**Task list**
a. Rewrite the paragraph of the excerpt on Java and the Web that begins "As the importance of Java" as a short bulleted list that keeps its main facts.
b. Carry the excerpt on Java and the Web forward from its last sentence.

The World Wide Web has grown from a virtual conference center for the academic community to a cosmopolitan bazaar of commerce, entertainment, and information exchange available to users of nearly every age, education level, and nationality. To develop and serve this new market, a diverse variety of applications have been and continue to be developed. And as it turns out, Java has matured into an excellent programming language for building these new applications and services, due to features such as network support, platform independence, and robustness, features that have been inherent in its core design from the beginning.

As the importance of Java as a server-side programming language has increased, Sun has dramatically expanded the number and types of features that support networking and distributed computing. According to Sun, the number of classes and interfaces in the Java standard edition has increased by an order of magnitude in a little over five years: from 212 in version 1.0 to 2,738 in version 1.4. Many of these new features are in packages supporting such things as security, networking, XML (Extensible Markup Language), RMI (Remote Method Invocation), naming services, and database connectivity.

The Right Tool at the Right Time

The Java programming language got to where it is today not simply by being in the right place at the right time, but by being the right tool in the right place at the right time.

There's been a lot of research into object-oriented design since the 1960s, and there are now quite a few object-oriented languages, but before Java, no purely object-oriented language had come into widespread use for general-purpose programming. Undeniably, C++ has achieved great popularity, but because it is a hybrid language, it is all too easy to lapse into non-object-oriented ways and to abuse the features it has inherited from C. Java, for many people, has turned out to be a better C++. Java is C++ stripped of the unsafe features that can lead to programming errors. After all, consumer gadgets, such as VCRs and toasters, should not crash and require rebooting.

Java enforces object-oriented programming because it was designed from the beginning as an object-oriented language. Though this is not a book about object-oriented design or programming, the fact that Java is so thoroughly object-oriented means that our approach must, by necessity, be object-oriented, as well. It will especially affect the way we approach using a database. In the end, to use Java effectively, we need to be true to its object-oriented nature.

Networking is Fundamental

The key to the growth of the Internet and the Web is networking. In the famous formula immortalized as Metcalf's Law, Robert Metcalf, inventor of Ethernet and founder of 3Com, observed that a network increases in proportion to the square of the number of participants. (Actually, the formula is n² – n, which approaches n² for large numbers.) This is because, as the number of participants increases, the number of possible links and interactions between them increases geometrically. Synergy is obtained as more people work together and interact with each other.

Tapping this new market/community/cyberspace and harnessing that synergistic energy is an exciting challenge. Java and databases are fundamental building blocks for building network-based applications that meet this challenge.

Networks and Applications

Despite the hype, not all network applications are Web applications. There are two principal types of applications designed to run on a network: client-server and multitier (or n-tier) applications.

**Data lines**
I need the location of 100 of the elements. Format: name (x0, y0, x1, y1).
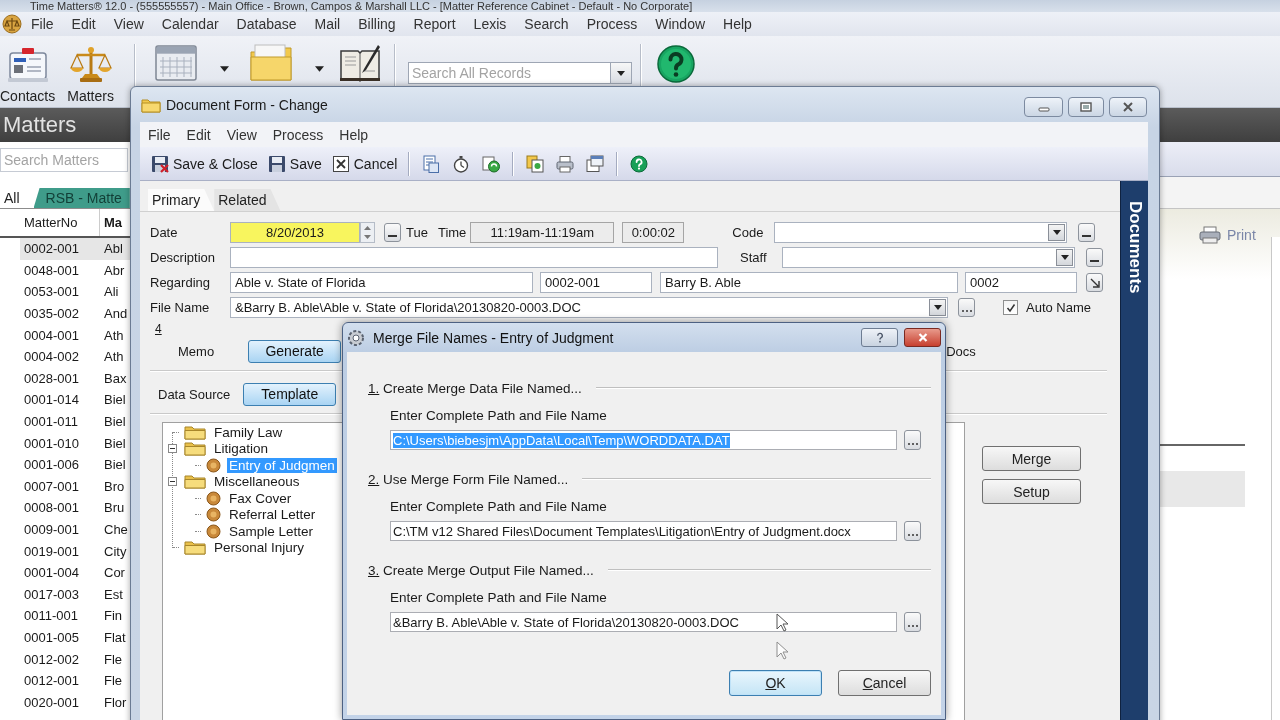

**The replies**
a.
- As Java has grown in importance on the server side, Sun has greatly expanded its networking and distributed-computing features.
- According to Sun, the classes and interfaces in the Java standard edition grew by an order of magnitude in a little over five years, from 212 in version 1.0 to 2,738 in version 1.4.
- Many of the new features are in packages for security, networking, XML, RMI, naming services, and database connectivity.

b.
Client-server applications are the most traditional type. Typically, client-server applications involve a database on the server and an application running on the users' computers, where most of the processing takes place (Figure 1-1). The main drawback of this architecture is maintainability. When a new version of the application is introduced, it must be distributed to many users at the same time, lest incompatibilities between versions cause problems. Another drawback is that the client machine must typically be fairly powerful, because most of the processing takes place on the client machine.

Multitier applications introduce an intermediate layer, called middleware, which, like the database, runs on a server—possibly, but not necessarily, the same server as the database. In a multitier application, much of the processing that ran on each user's machine is moved into this middleware layer and is shared by all users. The user's machine is typically responsible only for presenting the information to the user and allowing the user to interact with the display and provide input

Organizations of all sizes use distributed applications, and these applications can be built using either the client-server or the multitier model. Some examples of these applications include:

Library reference database
Enterprise resource planning (ERP) systems
Customer Relationship Management (CRM) systems
Procurement systems
Document storage

A Web application is a specific variety of multitier application. Where a more traditional architecture would use a stand-alone application on the client machine, a Web application generates HTML documents and interacts with a Web browser on the client, using the HTTP protocol.

Some examples of the types of Web sites using this architecture include:

Information, news sites
Catalog sales
Entertainment, gaming
Brokerages, auctions

All of these distributed applications have one important thing in common: Except for possibly games, they all exist primarily to move and process information. This information must be reliably stored and retrieved—it must be persistent.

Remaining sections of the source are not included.